DIRECTIVE
Copy the data precisely, character for character, and leave out every picture.

--- ENTRIES ---

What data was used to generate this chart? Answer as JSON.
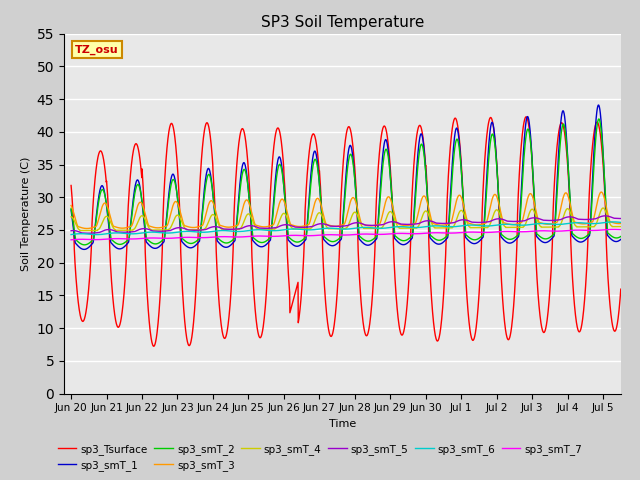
{
  "title": "SP3 Soil Temperature",
  "xlabel": "Time",
  "ylabel": "Soil Temperature (C)",
  "ylim": [
    0,
    55
  ],
  "yticks": [
    0,
    5,
    10,
    15,
    20,
    25,
    30,
    35,
    40,
    45,
    50,
    55
  ],
  "bg_color": "#e8e8e8",
  "tz_label": "TZ_osu",
  "series_colors": {
    "sp3_Tsurface": "#ff0000",
    "sp3_smT_1": "#0000cc",
    "sp3_smT_2": "#00cc00",
    "sp3_smT_3": "#ff9900",
    "sp3_smT_4": "#cccc00",
    "sp3_smT_5": "#9900cc",
    "sp3_smT_6": "#00cccc",
    "sp3_smT_7": "#ff00ff"
  },
  "tick_labels": [
    "Jun 20",
    "Jun 21",
    "Jun 22",
    "Jun 23",
    "Jun 24",
    "Jun 25",
    "Jun 26",
    "Jun 27",
    "Jun 28",
    "Jun 29",
    "Jun 30",
    "Jul 1",
    "Jul 2",
    "Jul 3",
    "Jul 4",
    "Jul 5"
  ],
  "tick_positions": [
    0,
    1,
    2,
    3,
    4,
    5,
    6,
    7,
    8,
    9,
    10,
    11,
    12,
    13,
    14,
    15
  ]
}
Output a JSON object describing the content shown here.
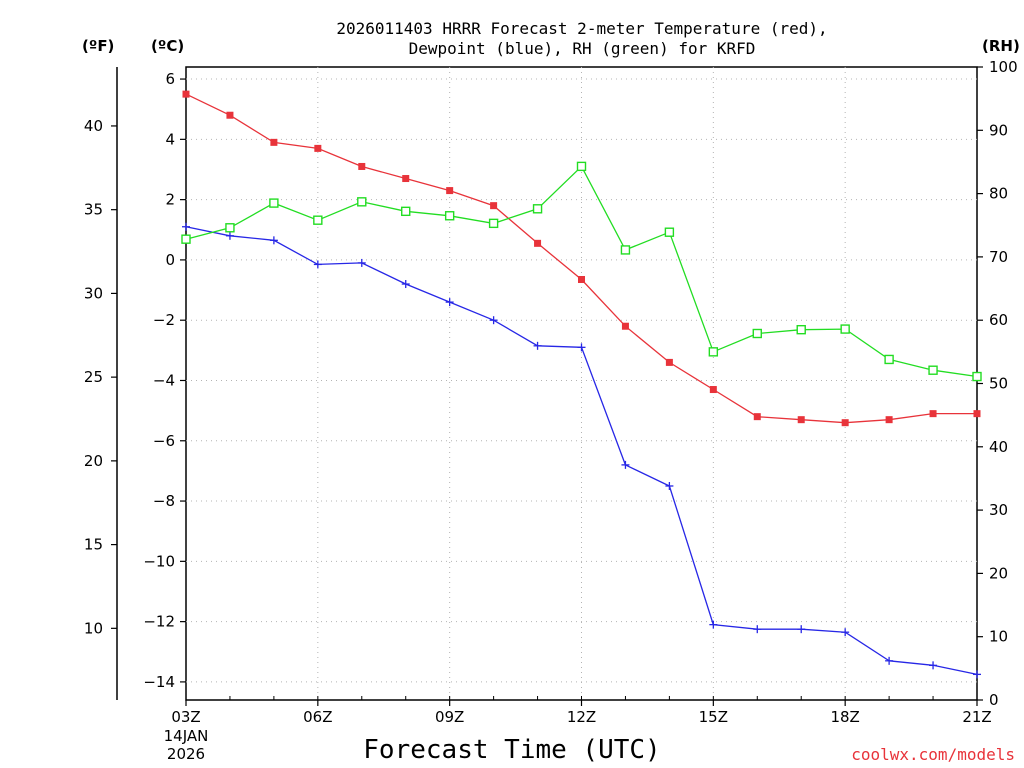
{
  "chart_data": {
    "type": "line",
    "title_line1": "2026011403 HRRR Forecast 2-meter Temperature (red),",
    "title_line2": "Dewpoint (blue), RH (green) for KRFD",
    "xlabel": "Forecast Time (UTC)",
    "credit": "coolwx.com/models",
    "left_unit_f": "(ºF)",
    "left_unit_c": "(ºC)",
    "right_unit": "(RH)",
    "date_label_line1": "14JAN",
    "date_label_line2": "2026",
    "x_hours": [
      3,
      4,
      5,
      6,
      7,
      8,
      9,
      10,
      11,
      12,
      13,
      14,
      15,
      16,
      17,
      18,
      19,
      20,
      21
    ],
    "x_tick_labels": [
      "03Z",
      "06Z",
      "09Z",
      "12Z",
      "15Z",
      "18Z",
      "21Z"
    ],
    "xlim": [
      3,
      21
    ],
    "ylim_c": [
      -14.6,
      6.4
    ],
    "c_ticks": [
      6,
      4,
      2,
      0,
      -2,
      -4,
      -6,
      -8,
      -10,
      -12,
      -14
    ],
    "c_tick_labels": [
      "6",
      "4",
      "2",
      "0",
      "−2",
      "−4",
      "−6",
      "−8",
      "−10",
      "−12",
      "−14"
    ],
    "f_ticks": [
      40,
      35,
      30,
      25,
      20,
      15,
      10
    ],
    "f_tick_labels": [
      "40",
      "35",
      "30",
      "25",
      "20",
      "15",
      "10"
    ],
    "ylim_rh": [
      0,
      100
    ],
    "rh_ticks": [
      100,
      90,
      80,
      70,
      60,
      50,
      40,
      30,
      20,
      10,
      0
    ],
    "rh_tick_labels": [
      "100",
      "90",
      "80",
      "70",
      "60",
      "50",
      "40",
      "30",
      "20",
      "10",
      "0"
    ],
    "grid": true,
    "series": [
      {
        "name": "Temperature",
        "axis": "c",
        "color": "#e8333a",
        "marker": "filled-square",
        "values": [
          5.5,
          4.8,
          3.9,
          3.7,
          3.1,
          2.7,
          2.3,
          1.8,
          0.55,
          -0.65,
          -2.2,
          -3.4,
          -4.3,
          -5.2,
          -5.3,
          -5.4,
          -5.3,
          -5.1,
          -5.1
        ]
      },
      {
        "name": "Dewpoint",
        "axis": "c",
        "color": "#2727e6",
        "marker": "plus",
        "values": [
          1.1,
          0.8,
          0.65,
          -0.15,
          -0.1,
          -0.8,
          -1.4,
          -2.0,
          -2.85,
          -2.9,
          -6.8,
          -7.5,
          -12.1,
          -12.25,
          -12.25,
          -12.35,
          -13.3,
          -13.45,
          -13.75
        ]
      },
      {
        "name": "RH",
        "axis": "rh",
        "color": "#22dd22",
        "marker": "open-square",
        "values": [
          72.8,
          74.6,
          78.5,
          75.8,
          78.7,
          77.2,
          76.5,
          75.3,
          77.6,
          84.3,
          71.1,
          73.9,
          55.0,
          57.9,
          58.5,
          58.6,
          53.8,
          52.1,
          51.1
        ]
      }
    ]
  }
}
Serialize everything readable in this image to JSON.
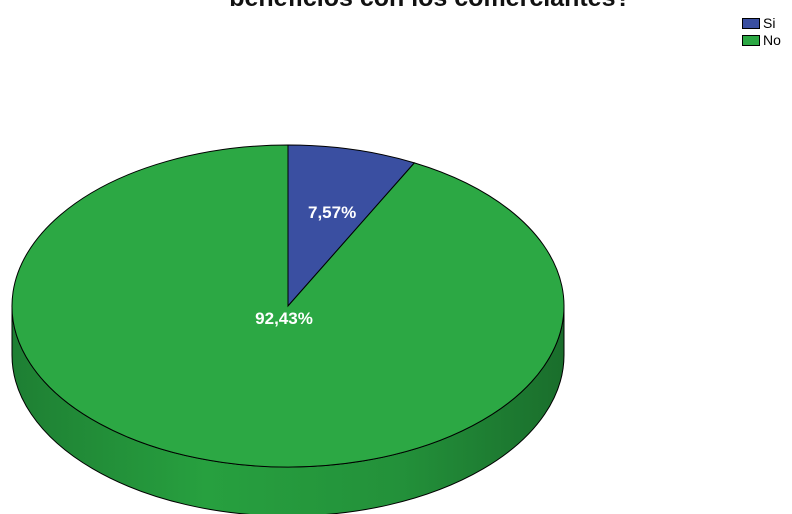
{
  "chart_data": {
    "type": "pie",
    "title": "beneficios con los comerciantes?",
    "legend_position": "top-right",
    "slices": [
      {
        "label": "Si",
        "value": 7.57,
        "value_label": "7,57%",
        "color": "#3a4fa1"
      },
      {
        "label": "No",
        "value": 92.43,
        "value_label": "92,43%",
        "color": "#2ca844"
      }
    ]
  }
}
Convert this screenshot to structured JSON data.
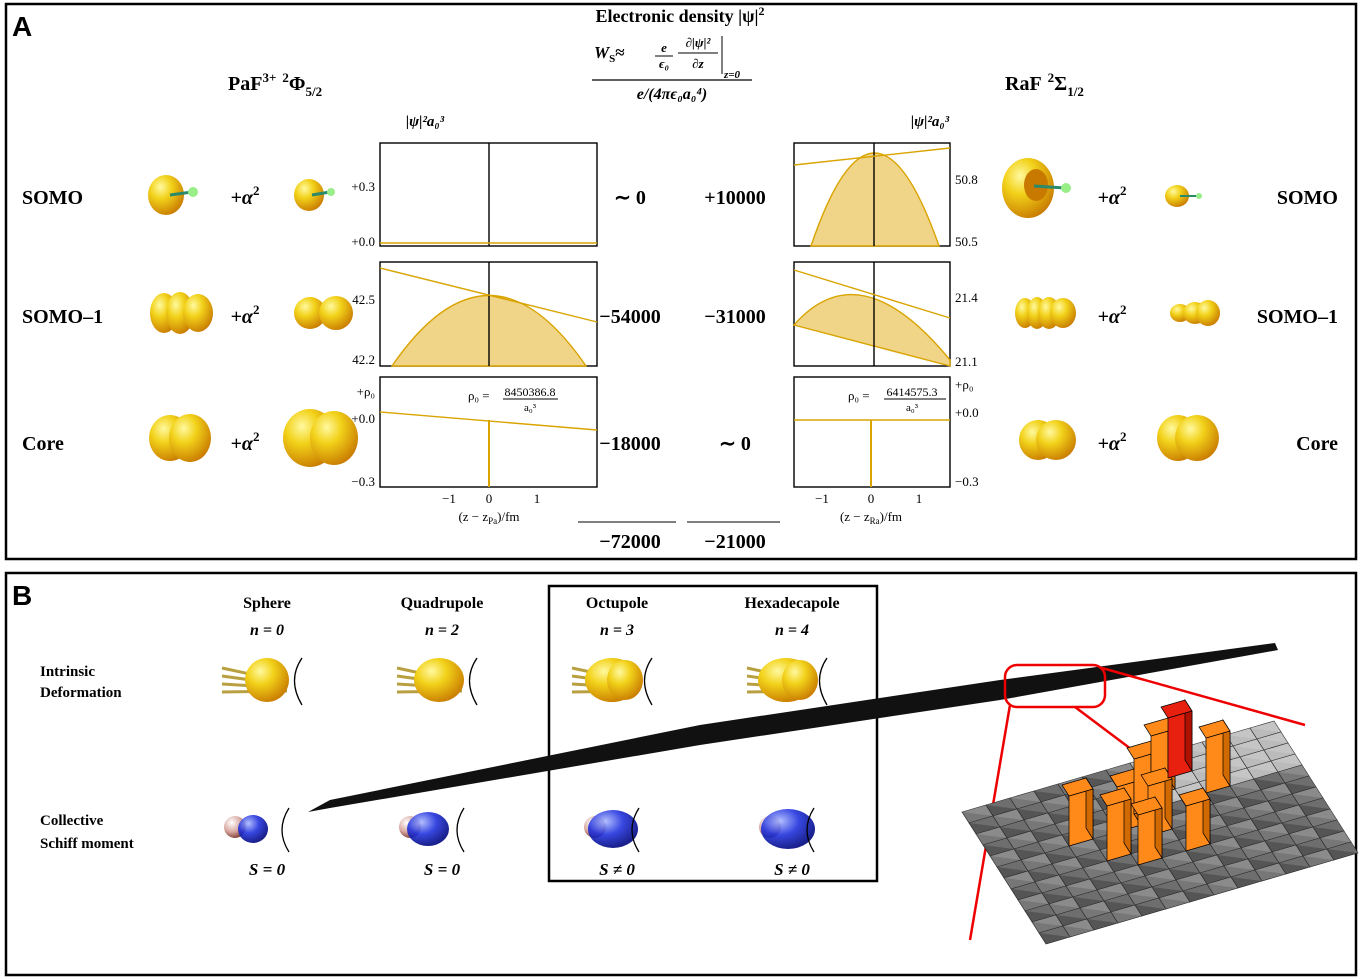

---

TASK RESULT
What data was used to generate this chart? Answer as JSON.
{
  "title": "SP3 Soil Temperature",
  "xlabel": "Time",
  "ylabel": "Soil Temperature (C)",
  "ylim": [
    0,
    55
  ],
  "yticks": [
    0,
    5,
    10,
    15,
    20,
    25,
    30,
    35,
    40,
    45,
    50,
    55
  ],
  "bg_color": "#e8e8e8",
  "tz_label": "TZ_osu",
  "series_colors": {
    "sp3_Tsurface": "#ff0000",
    "sp3_smT_1": "#0000cc",
    "sp3_smT_2": "#00cc00",
    "sp3_smT_3": "#ff9900",
    "sp3_smT_4": "#cccc00",
    "sp3_smT_5": "#9900cc",
    "sp3_smT_6": "#00cccc",
    "sp3_smT_7": "#ff00ff"
  },
  "tick_labels": [
    "Jun 20",
    "Jun 21",
    "Jun 22",
    "Jun 23",
    "Jun 24",
    "Jun 25",
    "Jun 26",
    "Jun 27",
    "Jun 28",
    "Jun 29",
    "Jun 30",
    "Jul 1",
    "Jul 2",
    "Jul 3",
    "Jul 4",
    "Jul 5"
  ],
  "tick_positions": [
    0,
    1,
    2,
    3,
    4,
    5,
    6,
    7,
    8,
    9,
    10,
    11,
    12,
    13,
    14,
    15
  ]
}
Output a JSON object describing the content shown here.
{
  "chart_data": {
    "type": "line",
    "title_line1": "2026011403 HRRR Forecast 2-meter Temperature (red),",
    "title_line2": "Dewpoint (blue), RH (green) for KRFD",
    "xlabel": "Forecast Time (UTC)",
    "credit": "coolwx.com/models",
    "left_unit_f": "(ºF)",
    "left_unit_c": "(ºC)",
    "right_unit": "(RH)",
    "date_label_line1": "14JAN",
    "date_label_line2": "2026",
    "x_hours": [
      3,
      4,
      5,
      6,
      7,
      8,
      9,
      10,
      11,
      12,
      13,
      14,
      15,
      16,
      17,
      18,
      19,
      20,
      21
    ],
    "x_tick_labels": [
      "03Z",
      "06Z",
      "09Z",
      "12Z",
      "15Z",
      "18Z",
      "21Z"
    ],
    "xlim": [
      3,
      21
    ],
    "ylim_c": [
      -14.6,
      6.4
    ],
    "c_ticks": [
      6,
      4,
      2,
      0,
      -2,
      -4,
      -6,
      -8,
      -10,
      -12,
      -14
    ],
    "c_tick_labels": [
      "6",
      "4",
      "2",
      "0",
      "−2",
      "−4",
      "−6",
      "−8",
      "−10",
      "−12",
      "−14"
    ],
    "f_ticks": [
      40,
      35,
      30,
      25,
      20,
      15,
      10
    ],
    "f_tick_labels": [
      "40",
      "35",
      "30",
      "25",
      "20",
      "15",
      "10"
    ],
    "ylim_rh": [
      0,
      100
    ],
    "rh_ticks": [
      100,
      90,
      80,
      70,
      60,
      50,
      40,
      30,
      20,
      10,
      0
    ],
    "rh_tick_labels": [
      "100",
      "90",
      "80",
      "70",
      "60",
      "50",
      "40",
      "30",
      "20",
      "10",
      "0"
    ],
    "grid": true,
    "series": [
      {
        "name": "Temperature",
        "axis": "c",
        "color": "#e8333a",
        "marker": "filled-square",
        "values": [
          5.5,
          4.8,
          3.9,
          3.7,
          3.1,
          2.7,
          2.3,
          1.8,
          0.55,
          -0.65,
          -2.2,
          -3.4,
          -4.3,
          -5.2,
          -5.3,
          -5.4,
          -5.3,
          -5.1,
          -5.1
        ]
      },
      {
        "name": "Dewpoint",
        "axis": "c",
        "color": "#2727e6",
        "marker": "plus",
        "values": [
          1.1,
          0.8,
          0.65,
          -0.15,
          -0.1,
          -0.8,
          -1.4,
          -2.0,
          -2.85,
          -2.9,
          -6.8,
          -7.5,
          -12.1,
          -12.25,
          -12.25,
          -12.35,
          -13.3,
          -13.45,
          -13.75
        ]
      },
      {
        "name": "RH",
        "axis": "rh",
        "color": "#22dd22",
        "marker": "open-square",
        "values": [
          72.8,
          74.6,
          78.5,
          75.8,
          78.7,
          77.2,
          76.5,
          75.3,
          77.6,
          84.3,
          71.1,
          73.9,
          55.0,
          57.9,
          58.5,
          58.6,
          53.8,
          52.1,
          51.1
        ]
      }
    ]
  }
}
Serialize everything readable in this image to JSON.
{
  "chart_data": {
    "type": "pie",
    "title": "beneficios con los comerciantes?",
    "legend_position": "top-right",
    "slices": [
      {
        "label": "Si",
        "value": 7.57,
        "value_label": "7,57%",
        "color": "#3a4fa1"
      },
      {
        "label": "No",
        "value": 92.43,
        "value_label": "92,43%",
        "color": "#2ca844"
      }
    ]
  }
}
Convert this screenshot to structured JSON data.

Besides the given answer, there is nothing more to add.